[Stored items]
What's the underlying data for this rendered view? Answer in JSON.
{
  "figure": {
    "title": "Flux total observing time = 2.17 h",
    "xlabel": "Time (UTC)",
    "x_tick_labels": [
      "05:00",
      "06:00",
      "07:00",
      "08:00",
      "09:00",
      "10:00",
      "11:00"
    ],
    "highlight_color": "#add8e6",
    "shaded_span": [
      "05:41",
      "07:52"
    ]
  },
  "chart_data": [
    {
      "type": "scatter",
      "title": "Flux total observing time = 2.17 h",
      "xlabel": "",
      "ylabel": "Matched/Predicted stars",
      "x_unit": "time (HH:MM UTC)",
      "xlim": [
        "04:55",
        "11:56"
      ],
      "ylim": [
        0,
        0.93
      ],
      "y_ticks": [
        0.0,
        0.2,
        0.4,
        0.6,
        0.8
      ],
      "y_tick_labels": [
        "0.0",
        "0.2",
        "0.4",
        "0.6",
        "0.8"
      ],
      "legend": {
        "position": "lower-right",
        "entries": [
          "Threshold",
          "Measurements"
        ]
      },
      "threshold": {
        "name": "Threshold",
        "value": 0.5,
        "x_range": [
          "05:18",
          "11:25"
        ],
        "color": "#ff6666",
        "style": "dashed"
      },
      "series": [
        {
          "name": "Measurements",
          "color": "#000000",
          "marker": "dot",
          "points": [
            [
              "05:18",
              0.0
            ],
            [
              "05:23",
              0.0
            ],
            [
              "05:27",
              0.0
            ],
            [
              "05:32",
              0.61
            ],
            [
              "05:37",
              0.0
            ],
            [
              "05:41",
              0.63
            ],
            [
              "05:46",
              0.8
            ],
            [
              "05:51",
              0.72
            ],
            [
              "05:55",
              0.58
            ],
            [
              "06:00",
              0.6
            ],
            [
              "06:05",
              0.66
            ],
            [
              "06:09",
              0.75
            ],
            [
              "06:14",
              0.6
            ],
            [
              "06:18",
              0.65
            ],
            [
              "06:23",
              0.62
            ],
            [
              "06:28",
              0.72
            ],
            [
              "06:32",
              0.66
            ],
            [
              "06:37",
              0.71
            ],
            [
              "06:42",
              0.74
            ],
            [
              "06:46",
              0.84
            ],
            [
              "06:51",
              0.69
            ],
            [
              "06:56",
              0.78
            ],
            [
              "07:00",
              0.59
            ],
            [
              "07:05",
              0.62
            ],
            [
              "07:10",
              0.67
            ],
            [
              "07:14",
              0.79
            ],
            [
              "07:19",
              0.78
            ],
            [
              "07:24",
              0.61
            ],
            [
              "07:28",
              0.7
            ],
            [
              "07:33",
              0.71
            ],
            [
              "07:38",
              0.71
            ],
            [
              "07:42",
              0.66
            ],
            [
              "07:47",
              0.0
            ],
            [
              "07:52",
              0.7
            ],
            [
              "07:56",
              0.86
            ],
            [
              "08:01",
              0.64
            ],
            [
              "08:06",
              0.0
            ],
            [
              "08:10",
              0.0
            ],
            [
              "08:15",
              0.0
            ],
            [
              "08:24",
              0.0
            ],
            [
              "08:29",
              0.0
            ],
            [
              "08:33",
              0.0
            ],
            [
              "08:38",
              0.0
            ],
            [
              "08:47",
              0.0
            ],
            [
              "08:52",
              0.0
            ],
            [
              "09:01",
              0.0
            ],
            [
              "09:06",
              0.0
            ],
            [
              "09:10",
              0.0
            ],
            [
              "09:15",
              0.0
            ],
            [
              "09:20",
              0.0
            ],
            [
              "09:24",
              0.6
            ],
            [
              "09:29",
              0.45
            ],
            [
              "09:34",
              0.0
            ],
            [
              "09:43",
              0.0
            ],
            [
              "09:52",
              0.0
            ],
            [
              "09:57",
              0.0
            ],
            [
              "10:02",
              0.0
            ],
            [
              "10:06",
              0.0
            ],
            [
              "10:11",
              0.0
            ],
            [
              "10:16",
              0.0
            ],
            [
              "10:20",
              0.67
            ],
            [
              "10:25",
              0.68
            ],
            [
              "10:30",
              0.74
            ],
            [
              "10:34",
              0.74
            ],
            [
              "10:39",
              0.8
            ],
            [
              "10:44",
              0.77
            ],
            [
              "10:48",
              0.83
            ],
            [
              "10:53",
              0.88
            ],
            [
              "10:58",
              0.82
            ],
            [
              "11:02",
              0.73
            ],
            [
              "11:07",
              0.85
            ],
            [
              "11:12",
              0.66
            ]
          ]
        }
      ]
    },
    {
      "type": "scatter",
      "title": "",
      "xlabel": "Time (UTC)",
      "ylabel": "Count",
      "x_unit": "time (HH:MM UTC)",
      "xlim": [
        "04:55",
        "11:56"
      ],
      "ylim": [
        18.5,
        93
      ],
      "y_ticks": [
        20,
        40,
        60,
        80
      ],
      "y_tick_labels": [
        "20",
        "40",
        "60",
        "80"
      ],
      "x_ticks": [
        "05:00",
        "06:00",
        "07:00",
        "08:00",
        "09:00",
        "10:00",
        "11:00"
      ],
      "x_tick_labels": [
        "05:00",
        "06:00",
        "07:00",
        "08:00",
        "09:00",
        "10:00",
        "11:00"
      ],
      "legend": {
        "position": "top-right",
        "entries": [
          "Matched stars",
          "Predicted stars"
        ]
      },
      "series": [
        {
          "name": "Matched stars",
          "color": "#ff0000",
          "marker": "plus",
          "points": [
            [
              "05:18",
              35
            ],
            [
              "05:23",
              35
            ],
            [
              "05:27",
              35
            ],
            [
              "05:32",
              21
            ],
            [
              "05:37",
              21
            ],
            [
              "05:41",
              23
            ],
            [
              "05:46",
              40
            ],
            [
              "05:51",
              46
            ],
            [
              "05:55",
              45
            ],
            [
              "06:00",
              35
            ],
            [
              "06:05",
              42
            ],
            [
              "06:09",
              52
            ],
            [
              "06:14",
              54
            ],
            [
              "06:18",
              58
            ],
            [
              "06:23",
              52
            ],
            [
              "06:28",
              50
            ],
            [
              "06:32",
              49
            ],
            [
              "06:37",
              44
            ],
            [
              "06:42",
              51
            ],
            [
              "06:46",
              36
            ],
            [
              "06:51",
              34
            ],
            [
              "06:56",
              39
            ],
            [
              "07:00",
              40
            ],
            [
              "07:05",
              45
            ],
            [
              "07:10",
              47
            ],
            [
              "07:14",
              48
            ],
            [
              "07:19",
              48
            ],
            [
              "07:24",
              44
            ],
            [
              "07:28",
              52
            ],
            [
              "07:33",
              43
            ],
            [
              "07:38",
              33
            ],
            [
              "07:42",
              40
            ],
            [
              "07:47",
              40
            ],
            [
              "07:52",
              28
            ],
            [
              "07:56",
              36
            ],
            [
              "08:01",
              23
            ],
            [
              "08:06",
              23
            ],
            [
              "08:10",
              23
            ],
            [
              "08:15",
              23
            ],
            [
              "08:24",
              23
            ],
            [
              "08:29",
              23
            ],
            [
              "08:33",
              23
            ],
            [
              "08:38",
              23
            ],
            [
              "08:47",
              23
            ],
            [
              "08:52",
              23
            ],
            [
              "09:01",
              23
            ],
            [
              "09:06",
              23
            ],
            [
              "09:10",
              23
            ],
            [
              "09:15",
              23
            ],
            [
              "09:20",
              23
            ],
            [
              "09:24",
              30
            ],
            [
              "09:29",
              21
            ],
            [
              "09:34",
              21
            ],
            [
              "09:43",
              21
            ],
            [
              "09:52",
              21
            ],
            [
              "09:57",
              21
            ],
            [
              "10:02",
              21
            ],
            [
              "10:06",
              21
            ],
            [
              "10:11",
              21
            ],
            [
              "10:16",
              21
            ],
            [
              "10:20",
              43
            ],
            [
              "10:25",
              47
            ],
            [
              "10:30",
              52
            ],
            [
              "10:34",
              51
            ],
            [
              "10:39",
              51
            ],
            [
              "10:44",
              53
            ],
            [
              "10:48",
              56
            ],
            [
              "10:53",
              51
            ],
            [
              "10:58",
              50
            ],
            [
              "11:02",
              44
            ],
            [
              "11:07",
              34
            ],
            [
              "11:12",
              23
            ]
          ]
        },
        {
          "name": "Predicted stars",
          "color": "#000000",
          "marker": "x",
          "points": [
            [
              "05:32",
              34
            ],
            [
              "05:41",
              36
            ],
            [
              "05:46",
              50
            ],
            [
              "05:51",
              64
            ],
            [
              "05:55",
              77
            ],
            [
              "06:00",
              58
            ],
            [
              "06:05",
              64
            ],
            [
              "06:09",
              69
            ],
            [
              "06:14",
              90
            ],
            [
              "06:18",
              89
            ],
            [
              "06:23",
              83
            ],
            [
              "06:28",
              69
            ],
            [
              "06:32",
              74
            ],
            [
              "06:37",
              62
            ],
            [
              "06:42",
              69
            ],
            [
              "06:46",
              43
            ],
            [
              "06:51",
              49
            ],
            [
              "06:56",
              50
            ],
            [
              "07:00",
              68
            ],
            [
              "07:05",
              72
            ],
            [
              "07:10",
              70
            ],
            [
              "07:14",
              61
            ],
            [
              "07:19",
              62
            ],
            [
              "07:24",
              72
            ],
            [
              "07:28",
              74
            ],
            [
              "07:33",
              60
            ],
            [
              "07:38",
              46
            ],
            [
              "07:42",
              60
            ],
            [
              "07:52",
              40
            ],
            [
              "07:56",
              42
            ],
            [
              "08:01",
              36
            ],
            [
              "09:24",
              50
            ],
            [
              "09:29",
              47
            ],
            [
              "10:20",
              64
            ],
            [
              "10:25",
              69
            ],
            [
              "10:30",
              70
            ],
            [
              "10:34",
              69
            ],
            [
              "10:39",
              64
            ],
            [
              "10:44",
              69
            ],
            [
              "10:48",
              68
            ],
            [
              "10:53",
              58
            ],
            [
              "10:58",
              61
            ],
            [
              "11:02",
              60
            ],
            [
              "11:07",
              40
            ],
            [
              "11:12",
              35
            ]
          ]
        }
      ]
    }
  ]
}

Set task.
Write out every line of the entries that holds the word "right".

Output.
        "position": "lower-right",
        "position": "top-right",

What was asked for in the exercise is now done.